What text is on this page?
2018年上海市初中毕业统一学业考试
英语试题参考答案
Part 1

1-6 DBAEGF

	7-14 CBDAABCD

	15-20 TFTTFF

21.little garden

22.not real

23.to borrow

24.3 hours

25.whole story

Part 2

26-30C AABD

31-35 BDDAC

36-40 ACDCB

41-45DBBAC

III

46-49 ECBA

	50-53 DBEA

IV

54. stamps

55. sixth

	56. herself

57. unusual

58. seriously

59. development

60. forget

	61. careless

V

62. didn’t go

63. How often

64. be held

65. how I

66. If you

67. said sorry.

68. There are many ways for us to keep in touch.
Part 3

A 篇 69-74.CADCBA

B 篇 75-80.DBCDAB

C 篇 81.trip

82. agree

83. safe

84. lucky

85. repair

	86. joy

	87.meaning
---
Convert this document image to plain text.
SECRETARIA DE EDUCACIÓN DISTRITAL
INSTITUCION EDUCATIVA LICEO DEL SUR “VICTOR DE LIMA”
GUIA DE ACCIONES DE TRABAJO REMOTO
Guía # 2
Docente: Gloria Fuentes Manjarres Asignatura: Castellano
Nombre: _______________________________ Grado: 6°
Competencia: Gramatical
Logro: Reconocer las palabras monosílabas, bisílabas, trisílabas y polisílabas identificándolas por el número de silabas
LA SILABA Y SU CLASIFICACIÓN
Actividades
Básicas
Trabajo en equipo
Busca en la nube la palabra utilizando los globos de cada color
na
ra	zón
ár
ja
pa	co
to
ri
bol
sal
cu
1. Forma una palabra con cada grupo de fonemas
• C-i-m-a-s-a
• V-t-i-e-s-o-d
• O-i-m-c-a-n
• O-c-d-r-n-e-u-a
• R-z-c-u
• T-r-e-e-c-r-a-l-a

The problem —
Look through the records and gather each line with the word "this".

Written answer —
What text is on this page?
Convert this document image to plain text.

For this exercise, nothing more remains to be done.